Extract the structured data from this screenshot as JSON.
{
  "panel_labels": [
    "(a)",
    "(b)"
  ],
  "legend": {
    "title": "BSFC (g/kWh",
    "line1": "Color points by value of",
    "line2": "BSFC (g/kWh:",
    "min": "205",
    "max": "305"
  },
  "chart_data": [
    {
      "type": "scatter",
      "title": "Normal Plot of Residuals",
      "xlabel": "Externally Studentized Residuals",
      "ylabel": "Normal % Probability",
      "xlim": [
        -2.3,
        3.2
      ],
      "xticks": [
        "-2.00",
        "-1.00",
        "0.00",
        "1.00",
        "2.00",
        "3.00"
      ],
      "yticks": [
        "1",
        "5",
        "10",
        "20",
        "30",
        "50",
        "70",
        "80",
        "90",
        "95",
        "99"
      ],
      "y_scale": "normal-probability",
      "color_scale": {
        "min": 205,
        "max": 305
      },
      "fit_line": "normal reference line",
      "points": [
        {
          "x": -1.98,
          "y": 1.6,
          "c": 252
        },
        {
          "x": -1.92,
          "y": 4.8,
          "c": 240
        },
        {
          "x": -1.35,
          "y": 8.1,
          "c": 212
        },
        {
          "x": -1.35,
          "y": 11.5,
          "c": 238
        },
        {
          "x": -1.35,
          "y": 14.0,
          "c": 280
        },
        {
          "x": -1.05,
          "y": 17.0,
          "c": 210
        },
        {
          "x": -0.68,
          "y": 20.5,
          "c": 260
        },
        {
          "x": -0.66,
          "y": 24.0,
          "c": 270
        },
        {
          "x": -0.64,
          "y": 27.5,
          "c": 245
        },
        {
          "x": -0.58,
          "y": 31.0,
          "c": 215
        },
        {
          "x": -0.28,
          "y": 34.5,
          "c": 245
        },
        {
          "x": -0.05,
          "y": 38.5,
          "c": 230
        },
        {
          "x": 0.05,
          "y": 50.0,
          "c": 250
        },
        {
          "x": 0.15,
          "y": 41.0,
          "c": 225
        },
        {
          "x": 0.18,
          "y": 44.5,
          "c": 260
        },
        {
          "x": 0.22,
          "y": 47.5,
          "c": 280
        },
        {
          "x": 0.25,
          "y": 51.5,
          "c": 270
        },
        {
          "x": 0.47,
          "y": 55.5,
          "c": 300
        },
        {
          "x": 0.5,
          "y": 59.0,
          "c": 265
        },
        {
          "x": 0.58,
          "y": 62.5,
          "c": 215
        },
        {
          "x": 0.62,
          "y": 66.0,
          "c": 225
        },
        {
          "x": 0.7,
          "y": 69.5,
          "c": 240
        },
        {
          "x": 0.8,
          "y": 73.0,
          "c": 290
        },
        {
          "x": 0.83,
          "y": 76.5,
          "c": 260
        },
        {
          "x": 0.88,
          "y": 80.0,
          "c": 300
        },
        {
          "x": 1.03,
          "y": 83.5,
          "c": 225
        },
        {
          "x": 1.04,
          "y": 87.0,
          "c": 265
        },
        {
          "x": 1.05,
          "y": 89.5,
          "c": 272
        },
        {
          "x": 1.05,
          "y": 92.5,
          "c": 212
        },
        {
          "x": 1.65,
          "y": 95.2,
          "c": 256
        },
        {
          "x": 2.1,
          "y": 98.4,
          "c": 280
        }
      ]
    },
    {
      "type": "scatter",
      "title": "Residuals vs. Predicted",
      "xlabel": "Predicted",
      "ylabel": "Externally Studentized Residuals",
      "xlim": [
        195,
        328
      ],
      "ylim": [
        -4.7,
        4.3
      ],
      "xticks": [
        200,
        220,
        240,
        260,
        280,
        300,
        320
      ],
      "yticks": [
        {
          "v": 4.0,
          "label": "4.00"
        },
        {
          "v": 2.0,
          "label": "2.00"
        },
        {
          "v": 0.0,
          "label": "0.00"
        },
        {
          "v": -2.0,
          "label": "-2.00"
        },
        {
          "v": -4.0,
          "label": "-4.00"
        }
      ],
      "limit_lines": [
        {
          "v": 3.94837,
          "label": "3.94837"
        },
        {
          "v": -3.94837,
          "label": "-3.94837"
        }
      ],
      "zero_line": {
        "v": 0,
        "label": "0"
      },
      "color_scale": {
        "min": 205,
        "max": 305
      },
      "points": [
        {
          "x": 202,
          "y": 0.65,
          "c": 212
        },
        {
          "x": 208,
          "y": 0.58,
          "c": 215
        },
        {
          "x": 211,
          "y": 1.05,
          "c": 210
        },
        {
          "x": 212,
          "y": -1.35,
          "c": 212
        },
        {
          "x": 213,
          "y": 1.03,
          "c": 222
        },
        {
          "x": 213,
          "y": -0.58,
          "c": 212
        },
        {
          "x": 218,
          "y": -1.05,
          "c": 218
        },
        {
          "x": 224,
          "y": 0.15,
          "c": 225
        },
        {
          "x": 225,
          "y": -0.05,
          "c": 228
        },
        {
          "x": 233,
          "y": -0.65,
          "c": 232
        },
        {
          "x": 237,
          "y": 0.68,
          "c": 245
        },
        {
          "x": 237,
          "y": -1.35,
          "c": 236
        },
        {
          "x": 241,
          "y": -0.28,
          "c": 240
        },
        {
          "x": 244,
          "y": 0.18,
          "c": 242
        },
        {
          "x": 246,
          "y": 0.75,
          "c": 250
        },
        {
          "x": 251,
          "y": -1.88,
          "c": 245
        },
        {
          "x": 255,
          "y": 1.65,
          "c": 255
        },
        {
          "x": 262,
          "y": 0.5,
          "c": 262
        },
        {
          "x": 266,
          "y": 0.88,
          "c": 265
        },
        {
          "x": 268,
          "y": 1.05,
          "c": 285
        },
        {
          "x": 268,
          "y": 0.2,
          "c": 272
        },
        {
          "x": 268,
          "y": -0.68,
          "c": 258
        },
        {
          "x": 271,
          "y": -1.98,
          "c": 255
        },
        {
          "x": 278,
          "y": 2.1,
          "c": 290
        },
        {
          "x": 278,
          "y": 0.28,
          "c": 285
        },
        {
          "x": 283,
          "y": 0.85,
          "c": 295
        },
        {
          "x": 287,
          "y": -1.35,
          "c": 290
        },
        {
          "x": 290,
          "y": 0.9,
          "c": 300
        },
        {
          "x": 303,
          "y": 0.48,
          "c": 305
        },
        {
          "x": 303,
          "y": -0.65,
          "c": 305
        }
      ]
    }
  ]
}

GIVEN EXERCISE: Each line containing the word "ylabel" counts once; say how many such lines there are, giving only the number.

TASK RESPONSE: 2